(Rows from a figure dataset)

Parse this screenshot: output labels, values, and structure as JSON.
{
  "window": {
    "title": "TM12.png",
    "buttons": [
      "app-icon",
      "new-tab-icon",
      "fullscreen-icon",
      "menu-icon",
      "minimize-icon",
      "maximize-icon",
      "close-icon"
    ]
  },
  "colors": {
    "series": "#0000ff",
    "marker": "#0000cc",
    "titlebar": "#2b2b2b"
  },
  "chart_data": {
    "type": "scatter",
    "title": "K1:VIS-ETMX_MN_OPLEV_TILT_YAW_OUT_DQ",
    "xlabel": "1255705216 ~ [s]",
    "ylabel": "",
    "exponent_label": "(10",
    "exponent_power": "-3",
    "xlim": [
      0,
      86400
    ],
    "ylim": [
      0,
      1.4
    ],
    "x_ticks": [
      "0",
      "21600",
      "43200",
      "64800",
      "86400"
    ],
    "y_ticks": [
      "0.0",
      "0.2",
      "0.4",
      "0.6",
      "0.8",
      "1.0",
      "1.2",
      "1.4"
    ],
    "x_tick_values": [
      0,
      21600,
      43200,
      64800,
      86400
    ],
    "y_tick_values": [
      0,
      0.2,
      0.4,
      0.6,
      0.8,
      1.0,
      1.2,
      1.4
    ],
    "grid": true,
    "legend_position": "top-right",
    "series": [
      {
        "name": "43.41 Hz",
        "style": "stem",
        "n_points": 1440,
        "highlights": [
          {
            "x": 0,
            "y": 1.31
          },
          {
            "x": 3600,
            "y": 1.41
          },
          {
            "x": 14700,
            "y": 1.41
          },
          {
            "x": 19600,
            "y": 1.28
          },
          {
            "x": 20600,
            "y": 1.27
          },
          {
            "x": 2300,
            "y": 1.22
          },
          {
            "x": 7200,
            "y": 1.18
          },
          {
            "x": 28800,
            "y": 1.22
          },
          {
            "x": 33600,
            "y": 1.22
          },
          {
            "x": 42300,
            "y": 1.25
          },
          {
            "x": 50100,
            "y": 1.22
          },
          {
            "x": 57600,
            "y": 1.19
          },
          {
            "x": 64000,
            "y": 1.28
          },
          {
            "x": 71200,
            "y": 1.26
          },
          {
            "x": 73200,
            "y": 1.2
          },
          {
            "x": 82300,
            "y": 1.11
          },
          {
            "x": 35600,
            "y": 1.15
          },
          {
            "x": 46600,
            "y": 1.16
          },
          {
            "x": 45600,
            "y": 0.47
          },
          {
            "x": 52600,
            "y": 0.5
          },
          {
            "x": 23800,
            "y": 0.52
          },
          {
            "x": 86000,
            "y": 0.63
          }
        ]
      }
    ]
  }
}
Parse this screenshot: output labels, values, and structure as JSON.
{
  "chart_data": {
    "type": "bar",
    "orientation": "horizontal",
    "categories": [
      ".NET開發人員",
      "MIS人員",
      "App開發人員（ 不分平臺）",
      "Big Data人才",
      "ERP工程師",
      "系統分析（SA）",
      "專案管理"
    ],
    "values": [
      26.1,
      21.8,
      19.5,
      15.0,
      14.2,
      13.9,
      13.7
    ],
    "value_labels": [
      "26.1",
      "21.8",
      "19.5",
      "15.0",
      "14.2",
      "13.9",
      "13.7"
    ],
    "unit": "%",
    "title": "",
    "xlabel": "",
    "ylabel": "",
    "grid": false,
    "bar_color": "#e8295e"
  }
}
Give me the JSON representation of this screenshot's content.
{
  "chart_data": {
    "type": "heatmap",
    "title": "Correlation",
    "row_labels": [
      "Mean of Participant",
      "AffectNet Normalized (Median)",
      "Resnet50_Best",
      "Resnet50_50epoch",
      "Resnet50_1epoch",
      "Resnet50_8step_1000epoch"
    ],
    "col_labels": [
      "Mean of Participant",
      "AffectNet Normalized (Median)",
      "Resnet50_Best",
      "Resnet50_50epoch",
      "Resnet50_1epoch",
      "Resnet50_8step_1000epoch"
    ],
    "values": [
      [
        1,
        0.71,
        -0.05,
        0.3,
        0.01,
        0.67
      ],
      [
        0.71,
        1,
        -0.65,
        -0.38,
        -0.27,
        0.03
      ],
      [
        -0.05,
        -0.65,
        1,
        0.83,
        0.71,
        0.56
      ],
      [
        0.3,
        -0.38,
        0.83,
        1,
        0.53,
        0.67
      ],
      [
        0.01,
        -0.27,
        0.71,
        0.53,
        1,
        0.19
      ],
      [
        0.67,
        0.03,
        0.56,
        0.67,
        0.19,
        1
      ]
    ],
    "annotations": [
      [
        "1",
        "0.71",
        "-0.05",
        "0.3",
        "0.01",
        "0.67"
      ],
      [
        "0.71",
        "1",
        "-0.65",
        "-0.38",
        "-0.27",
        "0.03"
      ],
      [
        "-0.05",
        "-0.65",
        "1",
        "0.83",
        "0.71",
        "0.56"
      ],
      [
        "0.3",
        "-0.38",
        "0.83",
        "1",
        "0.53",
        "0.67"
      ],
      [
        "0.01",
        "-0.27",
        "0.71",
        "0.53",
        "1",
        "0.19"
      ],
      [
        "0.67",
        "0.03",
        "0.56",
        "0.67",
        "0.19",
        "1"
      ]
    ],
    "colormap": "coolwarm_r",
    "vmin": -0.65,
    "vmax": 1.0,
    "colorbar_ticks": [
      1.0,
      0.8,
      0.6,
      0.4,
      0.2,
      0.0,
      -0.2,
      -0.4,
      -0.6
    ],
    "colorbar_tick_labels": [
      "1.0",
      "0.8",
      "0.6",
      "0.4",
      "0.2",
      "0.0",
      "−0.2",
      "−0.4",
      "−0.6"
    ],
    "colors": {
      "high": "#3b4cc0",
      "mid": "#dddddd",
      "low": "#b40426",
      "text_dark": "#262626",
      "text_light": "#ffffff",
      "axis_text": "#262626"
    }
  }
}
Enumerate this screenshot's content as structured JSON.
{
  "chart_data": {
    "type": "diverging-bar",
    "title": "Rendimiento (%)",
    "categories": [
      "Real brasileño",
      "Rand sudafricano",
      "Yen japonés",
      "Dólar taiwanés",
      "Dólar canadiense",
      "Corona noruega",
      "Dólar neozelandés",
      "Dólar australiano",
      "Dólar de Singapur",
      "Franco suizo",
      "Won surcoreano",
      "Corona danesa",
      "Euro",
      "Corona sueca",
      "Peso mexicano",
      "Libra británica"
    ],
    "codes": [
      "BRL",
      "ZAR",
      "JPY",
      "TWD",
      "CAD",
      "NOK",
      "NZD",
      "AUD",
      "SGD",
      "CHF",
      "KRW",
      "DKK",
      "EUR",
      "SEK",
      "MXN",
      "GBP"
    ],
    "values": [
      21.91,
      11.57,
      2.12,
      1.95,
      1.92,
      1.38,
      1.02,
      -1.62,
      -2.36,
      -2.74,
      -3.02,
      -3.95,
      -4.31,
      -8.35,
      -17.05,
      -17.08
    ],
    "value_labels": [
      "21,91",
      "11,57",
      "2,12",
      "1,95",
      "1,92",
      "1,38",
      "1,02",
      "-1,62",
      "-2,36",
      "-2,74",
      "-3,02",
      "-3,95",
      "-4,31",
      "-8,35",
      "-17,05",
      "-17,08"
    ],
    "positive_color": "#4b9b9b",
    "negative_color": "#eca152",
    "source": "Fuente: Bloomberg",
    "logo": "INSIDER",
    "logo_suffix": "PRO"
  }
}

» **PROBLEM REQUIREMENTS**: Print every entry exactly as written.

» **RESPONSE FOR THIS EXERCISE**:
Parse this screenshot: output labels, values, and structure as JSON.
{
  "window": {
    "title": "TM12.png",
    "buttons": [
      "app-icon",
      "new-tab-icon",
      "fullscreen-icon",
      "menu-icon",
      "minimize-icon",
      "maximize-icon",
      "close-icon"
    ]
  },
  "colors": {
    "series": "#0000ff",
    "marker": "#0000cc",
    "titlebar": "#2b2b2b"
  },
  "chart_data": {
    "type": "scatter",
    "title": "K1:VIS-ETMX_MN_OPLEV_TILT_YAW_OUT_DQ",
    "xlabel": "1255705216 ~ [s]",
    "ylabel": "",
    "exponent_label": "(10",
    "exponent_power": "-3",
    "xlim": [
      0,
      86400
    ],
    "ylim": [
      0,
      1.4
    ],
    "x_ticks": [
      "0",
      "21600",
      "43200",
      "64800",
      "86400"
    ],
    "y_ticks": [
      "0.0",
      "0.2",
      "0.4",
      "0.6",
      "0.8",
      "1.0",
      "1.2",
      "1.4"
    ],
    "x_tick_values": [
      0,
      21600,
      43200,
      64800,
      86400
    ],
    "y_tick_values": [
      0,
      0.2,
      0.4,
      0.6,
      0.8,
      1.0,
      1.2,
      1.4
    ],
    "grid": true,
    "legend_position": "top-right",
    "series": [
      {
        "name": "43.41 Hz",
        "style": "stem",
        "n_points": 1440,
        "highlights": [
          {
            "x": 0,
            "y": 1.31
          },
          {
            "x": 3600,
            "y": 1.41
          },
          {
            "x": 14700,
            "y": 1.41
          },
          {
            "x": 19600,
            "y": 1.28
          },
          {
            "x": 20600,
            "y": 1.27
          },
          {
            "x": 2300,
            "y": 1.22
          },
          {
            "x": 7200,
            "y": 1.18
          },
          {
            "x": 28800,
            "y": 1.22
          },
          {
            "x": 33600,
            "y": 1.22
          },
          {
            "x": 42300,
            "y": 1.25
          },
          {
            "x": 50100,
            "y": 1.22
          },
          {
            "x": 57600,
            "y": 1.19
          },
          {
            "x": 64000,
            "y": 1.28
          },
          {
            "x": 71200,
            "y": 1.26
          },
          {
            "x": 73200,
            "y": 1.2
          },
          {
            "x": 82300,
            "y": 1.11
          },
          {
            "x": 35600,
            "y": 1.15
          },
          {
            "x": 46600,
            "y": 1.16
          },
          {
            "x": 45600,
            "y": 0.47
          },
          {
            "x": 52600,
            "y": 0.5
          },
          {
            "x": 23800,
            "y": 0.52
          },
          {
            "x": 86000,
            "y": 0.63
          }
        ]
      }
    ]
  }
}
Parse this screenshot: output labels, values, and structure as JSON.
{
  "chart_data": {
    "type": "bar",
    "orientation": "horizontal",
    "categories": [
      ".NET開發人員",
      "MIS人員",
      "App開發人員（ 不分平臺）",
      "Big Data人才",
      "ERP工程師",
      "系統分析（SA）",
      "專案管理"
    ],
    "values": [
      26.1,
      21.8,
      19.5,
      15.0,
      14.2,
      13.9,
      13.7
    ],
    "value_labels": [
      "26.1",
      "21.8",
      "19.5",
      "15.0",
      "14.2",
      "13.9",
      "13.7"
    ],
    "unit": "%",
    "title": "",
    "xlabel": "",
    "ylabel": "",
    "grid": false,
    "bar_color": "#e8295e"
  }
}
Give me the JSON representation of this screenshot's content.
{
  "chart_data": {
    "type": "heatmap",
    "title": "Correlation",
    "row_labels": [
      "Mean of Participant",
      "AffectNet Normalized (Median)",
      "Resnet50_Best",
      "Resnet50_50epoch",
      "Resnet50_1epoch",
      "Resnet50_8step_1000epoch"
    ],
    "col_labels": [
      "Mean of Participant",
      "AffectNet Normalized (Median)",
      "Resnet50_Best",
      "Resnet50_50epoch",
      "Resnet50_1epoch",
      "Resnet50_8step_1000epoch"
    ],
    "values": [
      [
        1,
        0.71,
        -0.05,
        0.3,
        0.01,
        0.67
      ],
      [
        0.71,
        1,
        -0.65,
        -0.38,
        -0.27,
        0.03
      ],
      [
        -0.05,
        -0.65,
        1,
        0.83,
        0.71,
        0.56
      ],
      [
        0.3,
        -0.38,
        0.83,
        1,
        0.53,
        0.67
      ],
      [
        0.01,
        -0.27,
        0.71,
        0.53,
        1,
        0.19
      ],
      [
        0.67,
        0.03,
        0.56,
        0.67,
        0.19,
        1
      ]
    ],
    "annotations": [
      [
        "1",
        "0.71",
        "-0.05",
        "0.3",
        "0.01",
        "0.67"
      ],
      [
        "0.71",
        "1",
        "-0.65",
        "-0.38",
        "-0.27",
        "0.03"
      ],
      [
        "-0.05",
        "-0.65",
        "1",
        "0.83",
        "0.71",
        "0.56"
      ],
      [
        "0.3",
        "-0.38",
        "0.83",
        "1",
        "0.53",
        "0.67"
      ],
      [
        "0.01",
        "-0.27",
        "0.71",
        "0.53",
        "1",
        "0.19"
      ],
      [
        "0.67",
        "0.03",
        "0.56",
        "0.67",
        "0.19",
        "1"
      ]
    ],
    "colormap": "coolwarm_r",
    "vmin": -0.65,
    "vmax": 1.0,
    "colorbar_ticks": [
      1.0,
      0.8,
      0.6,
      0.4,
      0.2,
      0.0,
      -0.2,
      -0.4,
      -0.6
    ],
    "colorbar_tick_labels": [
      "1.0",
      "0.8",
      "0.6",
      "0.4",
      "0.2",
      "0.0",
      "−0.2",
      "−0.4",
      "−0.6"
    ],
    "colors": {
      "high": "#3b4cc0",
      "mid": "#dddddd",
      "low": "#b40426",
      "text_dark": "#262626",
      "text_light": "#ffffff",
      "axis_text": "#262626"
    }
  }
}
Enumerate this screenshot's content as structured JSON.
{
  "chart_data": {
    "type": "diverging-bar",
    "title": "Rendimiento (%)",
    "categories": [
      "Real brasileño",
      "Rand sudafricano",
      "Yen japonés",
      "Dólar taiwanés",
      "Dólar canadiense",
      "Corona noruega",
      "Dólar neozelandés",
      "Dólar australiano",
      "Dólar de Singapur",
      "Franco suizo",
      "Won surcoreano",
      "Corona danesa",
      "Euro",
      "Corona sueca",
      "Peso mexicano",
      "Libra británica"
    ],
    "codes": [
      "BRL",
      "ZAR",
      "JPY",
      "TWD",
      "CAD",
      "NOK",
      "NZD",
      "AUD",
      "SGD",
      "CHF",
      "KRW",
      "DKK",
      "EUR",
      "SEK",
      "MXN",
      "GBP"
    ],
    "values": [
      21.91,
      11.57,
      2.12,
      1.95,
      1.92,
      1.38,
      1.02,
      -1.62,
      -2.36,
      -2.74,
      -3.02,
      -3.95,
      -4.31,
      -8.35,
      -17.05,
      -17.08
    ],
    "value_labels": [
      "21,91",
      "11,57",
      "2,12",
      "1,95",
      "1,92",
      "1,38",
      "1,02",
      "-1,62",
      "-2,36",
      "-2,74",
      "-3,02",
      "-3,95",
      "-4,31",
      "-8,35",
      "-17,05",
      "-17,08"
    ],
    "positive_color": "#4b9b9b",
    "negative_color": "#eca152",
    "source": "Fuente: Bloomberg",
    "logo": "INSIDER",
    "logo_suffix": "PRO"
  }
}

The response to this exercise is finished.